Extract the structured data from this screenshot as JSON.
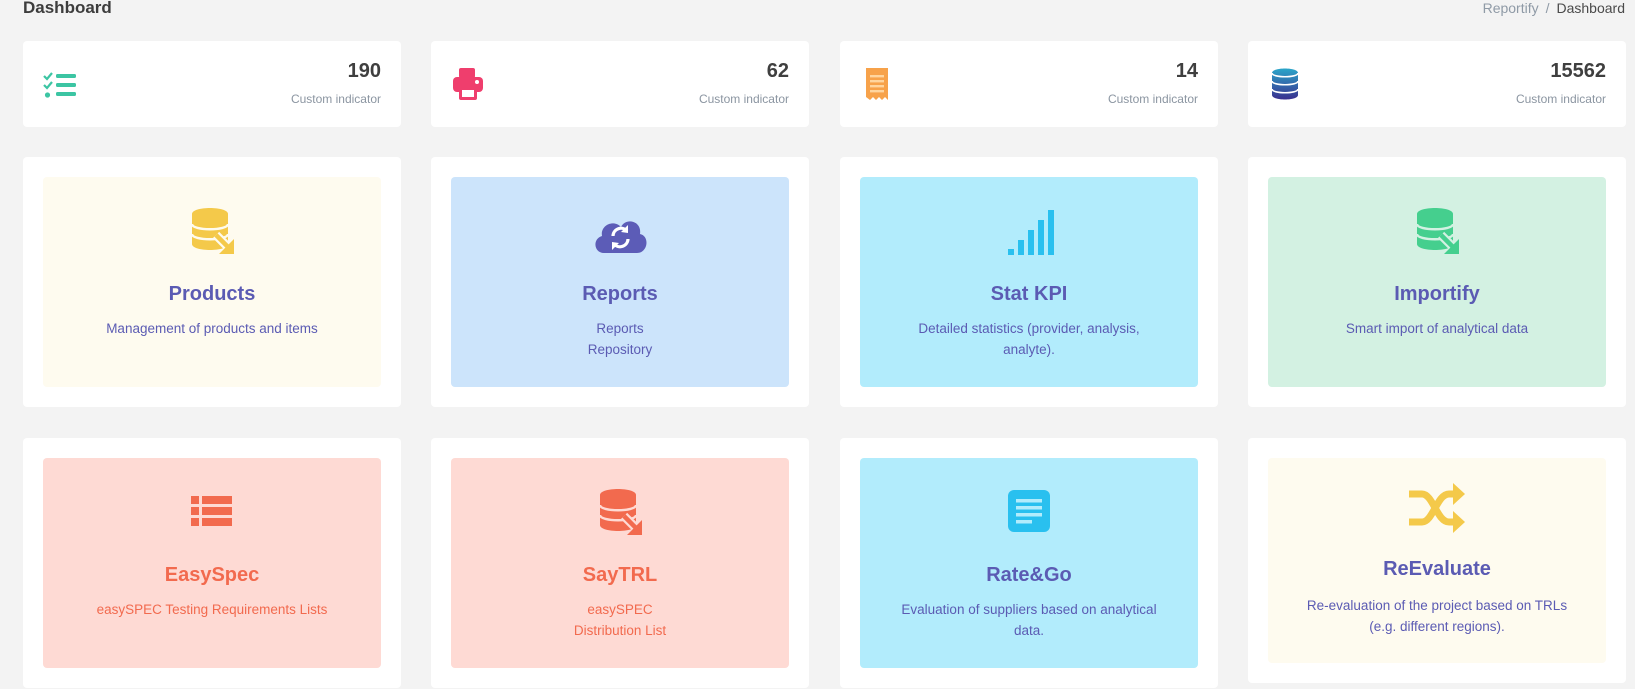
{
  "header": {
    "title": "Dashboard",
    "breadcrumb": [
      "Reportify",
      "Dashboard"
    ]
  },
  "stats": [
    {
      "icon": "checklist-icon",
      "value": "190",
      "caption": "Custom indicator",
      "color": "#3cc5a3"
    },
    {
      "icon": "printer-icon",
      "value": "62",
      "caption": "Custom indicator",
      "color": "#ef3e6d"
    },
    {
      "icon": "receipt-icon",
      "value": "14",
      "caption": "Custom indicator",
      "color": "#f7a24a"
    },
    {
      "icon": "database-icon",
      "value": "15562",
      "caption": "Custom indicator",
      "color": "#2e3f8f"
    }
  ],
  "apps": [
    {
      "icon": "database-export-icon",
      "title": "Products",
      "desc": [
        "Management of products and items"
      ],
      "bg": "#fefbef",
      "icon_color": "#f4c94a",
      "text_color": "#5b5bb3"
    },
    {
      "icon": "cloud-sync-icon",
      "title": "Reports",
      "desc": [
        "Reports",
        "Repository"
      ],
      "bg": "#cce4fb",
      "icon_color": "#5c5cb7",
      "text_color": "#5b5bb3"
    },
    {
      "icon": "signal-bars-icon",
      "title": "Stat KPI",
      "desc": [
        "Detailed statistics (provider, analysis,",
        "analyte)."
      ],
      "bg": "#b2ecfc",
      "icon_color": "#29c0ef",
      "text_color": "#5b5bb3"
    },
    {
      "icon": "database-export-icon",
      "title": "Importify",
      "desc": [
        "Smart import of analytical data"
      ],
      "bg": "#d3f1e2",
      "icon_color": "#45cf8e",
      "text_color": "#5b5bb3"
    },
    {
      "icon": "list-table-icon",
      "title": "EasySpec",
      "desc": [
        "easySPEC Testing Requirements Lists"
      ],
      "bg": "#fedad4",
      "icon_color": "#f26a4e",
      "text_color": "#f26a4e"
    },
    {
      "icon": "database-export-icon",
      "title": "SayTRL",
      "desc": [
        "easySPEC",
        "Distribution List"
      ],
      "bg": "#fedad4",
      "icon_color": "#f26a4e",
      "text_color": "#f26a4e"
    },
    {
      "icon": "document-icon",
      "title": "Rate&Go",
      "desc": [
        "Evaluation of suppliers based on analytical",
        "data."
      ],
      "bg": "#b2ecfc",
      "icon_color": "#29c0ef",
      "text_color": "#5b5bb3"
    },
    {
      "icon": "shuffle-icon",
      "title": "ReEvaluate",
      "desc": [
        "Re-evaluation of the project based on TRLs",
        "(e.g. different regions)."
      ],
      "bg": "#fefbef",
      "icon_color": "#f4c94a",
      "text_color": "#5b5bb3"
    }
  ]
}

__________

▶ _Job_:
Return every line of the preceding records in which the word "title" appears.

▶ _Correct answer_:
    "title": "Dashboard",
      "title": "Products",
      "title": "Reports",
      "title": "Stat KPI",
      "title": "Importify",
      "title": "EasySpec",
      "title": "SayTRL",
      "title": "Rate&Go",
      "title": "ReEvaluate",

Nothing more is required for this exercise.